### Exercise aim
Return all of the following material verbatim, line for line, and leave out the pictures.

### Available records
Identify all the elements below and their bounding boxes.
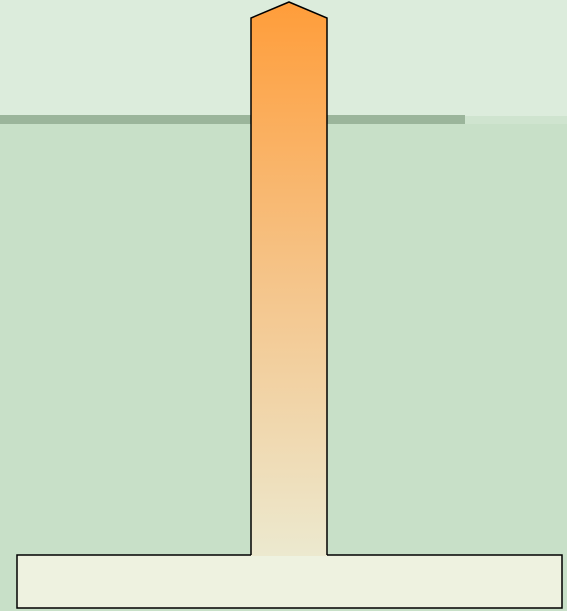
column-outline bbox=[250, 1, 328, 555]
divider-bar bbox=[0, 115, 465, 124]
column-fill bbox=[251, 2, 327, 556]
base bbox=[16, 554, 563, 609]
bar-gap bbox=[465, 116, 567, 124]
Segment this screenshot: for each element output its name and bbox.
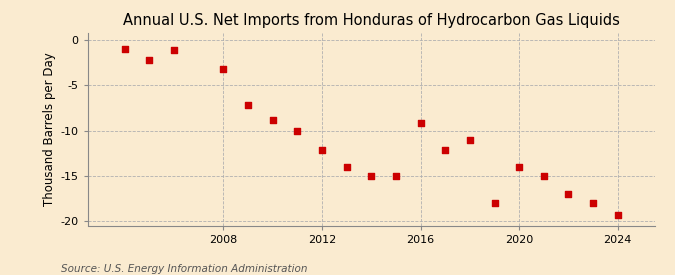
Y-axis label: Thousand Barrels per Day: Thousand Barrels per Day (43, 52, 57, 206)
Point (341, 164, 352, 169)
Point (169, 48, 180, 52)
Point (514, 164, 524, 169)
Point (464, 138, 475, 142)
Text: Source: U.S. Energy Information Administration: Source: U.S. Energy Information Administ… (61, 264, 307, 274)
Point (415, 121, 426, 126)
Point (366, 174, 377, 178)
Point (267, 117, 278, 122)
Point (119, 47, 130, 51)
Point (218, 67, 229, 71)
Title: Annual U.S. Net Imports from Honduras of Hydrocarbon Gas Liquids: Annual U.S. Net Imports from Honduras of… (123, 13, 620, 28)
Point (144, 58, 155, 62)
Point (292, 128, 302, 133)
Point (440, 148, 451, 153)
Point (563, 192, 574, 196)
Point (242, 103, 253, 108)
Point (317, 148, 327, 153)
Point (588, 201, 599, 205)
Point (612, 213, 623, 217)
Point (489, 201, 500, 205)
Point (539, 174, 549, 178)
Point (391, 174, 402, 178)
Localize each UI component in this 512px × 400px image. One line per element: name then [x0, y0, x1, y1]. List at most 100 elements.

### Response to this exercise
Identify all the elements below and their bounding boxes.
column-outline bbox=[250, 1, 328, 555]
divider-bar bbox=[0, 115, 465, 124]
column-fill bbox=[251, 2, 327, 556]
base bbox=[16, 554, 563, 609]
bar-gap bbox=[465, 116, 567, 124]
Segment this screenshot: for each element output its name and bbox.
Y-axis label: Thousand Barrels per Day: Thousand Barrels per Day (43, 52, 57, 206)
Point (341, 164, 352, 169)
Point (169, 48, 180, 52)
Point (514, 164, 524, 169)
Point (464, 138, 475, 142)
Text: Source: U.S. Energy Information Administration: Source: U.S. Energy Information Administ… (61, 264, 307, 274)
Point (415, 121, 426, 126)
Point (366, 174, 377, 178)
Point (267, 117, 278, 122)
Point (119, 47, 130, 51)
Point (218, 67, 229, 71)
Title: Annual U.S. Net Imports from Honduras of Hydrocarbon Gas Liquids: Annual U.S. Net Imports from Honduras of… (123, 13, 620, 28)
Point (144, 58, 155, 62)
Point (292, 128, 302, 133)
Point (440, 148, 451, 153)
Point (563, 192, 574, 196)
Point (242, 103, 253, 108)
Point (317, 148, 327, 153)
Point (588, 201, 599, 205)
Point (612, 213, 623, 217)
Point (489, 201, 500, 205)
Point (539, 174, 549, 178)
Point (391, 174, 402, 178)
Localize each UI component in this 512px × 400px image. One line per element: name then [x0, y0, x1, y1]. List at most 100 elements.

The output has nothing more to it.